• Raw records:

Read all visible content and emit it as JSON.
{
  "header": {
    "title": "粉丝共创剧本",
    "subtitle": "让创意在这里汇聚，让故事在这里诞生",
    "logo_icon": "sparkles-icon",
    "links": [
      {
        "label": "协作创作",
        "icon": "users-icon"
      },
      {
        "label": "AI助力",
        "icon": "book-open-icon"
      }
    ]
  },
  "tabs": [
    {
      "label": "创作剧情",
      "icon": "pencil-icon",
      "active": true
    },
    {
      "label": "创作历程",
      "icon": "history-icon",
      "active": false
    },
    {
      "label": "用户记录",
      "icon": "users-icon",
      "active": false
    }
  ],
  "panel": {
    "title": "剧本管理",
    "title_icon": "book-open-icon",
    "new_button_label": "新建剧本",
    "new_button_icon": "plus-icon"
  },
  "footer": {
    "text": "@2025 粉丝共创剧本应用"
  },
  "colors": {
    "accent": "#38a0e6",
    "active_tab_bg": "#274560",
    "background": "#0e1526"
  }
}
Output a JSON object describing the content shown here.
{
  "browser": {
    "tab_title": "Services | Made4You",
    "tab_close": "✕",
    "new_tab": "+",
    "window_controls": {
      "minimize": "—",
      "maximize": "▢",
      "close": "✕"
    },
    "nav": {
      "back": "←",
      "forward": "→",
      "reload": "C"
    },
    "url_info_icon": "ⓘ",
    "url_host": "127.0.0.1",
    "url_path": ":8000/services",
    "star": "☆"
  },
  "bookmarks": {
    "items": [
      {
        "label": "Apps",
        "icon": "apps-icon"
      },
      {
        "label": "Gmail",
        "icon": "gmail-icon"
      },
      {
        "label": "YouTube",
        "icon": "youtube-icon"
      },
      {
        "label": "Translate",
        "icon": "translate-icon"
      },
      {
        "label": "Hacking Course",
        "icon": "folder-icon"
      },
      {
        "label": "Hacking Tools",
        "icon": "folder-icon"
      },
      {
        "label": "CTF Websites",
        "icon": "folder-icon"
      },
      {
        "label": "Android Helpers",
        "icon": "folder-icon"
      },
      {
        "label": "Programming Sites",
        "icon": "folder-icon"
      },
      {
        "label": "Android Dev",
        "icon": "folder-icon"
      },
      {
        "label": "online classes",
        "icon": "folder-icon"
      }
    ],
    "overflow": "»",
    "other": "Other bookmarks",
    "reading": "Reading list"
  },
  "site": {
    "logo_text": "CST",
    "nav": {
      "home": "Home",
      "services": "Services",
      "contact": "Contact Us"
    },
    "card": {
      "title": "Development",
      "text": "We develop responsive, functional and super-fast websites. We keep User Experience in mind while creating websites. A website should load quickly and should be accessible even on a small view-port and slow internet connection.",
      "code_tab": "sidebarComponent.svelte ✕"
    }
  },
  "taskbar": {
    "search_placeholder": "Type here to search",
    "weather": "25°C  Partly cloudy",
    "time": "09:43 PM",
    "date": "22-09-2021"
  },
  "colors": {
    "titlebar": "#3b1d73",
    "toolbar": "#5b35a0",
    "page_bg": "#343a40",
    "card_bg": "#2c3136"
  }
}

• What you should do: Extract every entry in the listing word for word.

• Answer to the task:
Read all visible content and emit it as JSON.
{
  "header": {
    "title": "粉丝共创剧本",
    "subtitle": "让创意在这里汇聚，让故事在这里诞生",
    "logo_icon": "sparkles-icon",
    "links": [
      {
        "label": "协作创作",
        "icon": "users-icon"
      },
      {
        "label": "AI助力",
        "icon": "book-open-icon"
      }
    ]
  },
  "tabs": [
    {
      "label": "创作剧情",
      "icon": "pencil-icon",
      "active": true
    },
    {
      "label": "创作历程",
      "icon": "history-icon",
      "active": false
    },
    {
      "label": "用户记录",
      "icon": "users-icon",
      "active": false
    }
  ],
  "panel": {
    "title": "剧本管理",
    "title_icon": "book-open-icon",
    "new_button_label": "新建剧本",
    "new_button_icon": "plus-icon"
  },
  "footer": {
    "text": "@2025 粉丝共创剧本应用"
  },
  "colors": {
    "accent": "#38a0e6",
    "active_tab_bg": "#274560",
    "background": "#0e1526"
  }
}
Output a JSON object describing the content shown here.
{
  "browser": {
    "tab_title": "Services | Made4You",
    "tab_close": "✕",
    "new_tab": "+",
    "window_controls": {
      "minimize": "—",
      "maximize": "▢",
      "close": "✕"
    },
    "nav": {
      "back": "←",
      "forward": "→",
      "reload": "C"
    },
    "url_info_icon": "ⓘ",
    "url_host": "127.0.0.1",
    "url_path": ":8000/services",
    "star": "☆"
  },
  "bookmarks": {
    "items": [
      {
        "label": "Apps",
        "icon": "apps-icon"
      },
      {
        "label": "Gmail",
        "icon": "gmail-icon"
      },
      {
        "label": "YouTube",
        "icon": "youtube-icon"
      },
      {
        "label": "Translate",
        "icon": "translate-icon"
      },
      {
        "label": "Hacking Course",
        "icon": "folder-icon"
      },
      {
        "label": "Hacking Tools",
        "icon": "folder-icon"
      },
      {
        "label": "CTF Websites",
        "icon": "folder-icon"
      },
      {
        "label": "Android Helpers",
        "icon": "folder-icon"
      },
      {
        "label": "Programming Sites",
        "icon": "folder-icon"
      },
      {
        "label": "Android Dev",
        "icon": "folder-icon"
      },
      {
        "label": "online classes",
        "icon": "folder-icon"
      }
    ],
    "overflow": "»",
    "other": "Other bookmarks",
    "reading": "Reading list"
  },
  "site": {
    "logo_text": "CST",
    "nav": {
      "home": "Home",
      "services": "Services",
      "contact": "Contact Us"
    },
    "card": {
      "title": "Development",
      "text": "We develop responsive, functional and super-fast websites. We keep User Experience in mind while creating websites. A website should load quickly and should be accessible even on a small view-port and slow internet connection.",
      "code_tab": "sidebarComponent.svelte ✕"
    }
  },
  "taskbar": {
    "search_placeholder": "Type here to search",
    "weather": "25°C  Partly cloudy",
    "time": "09:43 PM",
    "date": "22-09-2021"
  },
  "colors": {
    "titlebar": "#3b1d73",
    "toolbar": "#5b35a0",
    "page_bg": "#343a40",
    "card_bg": "#2c3136"
  }
}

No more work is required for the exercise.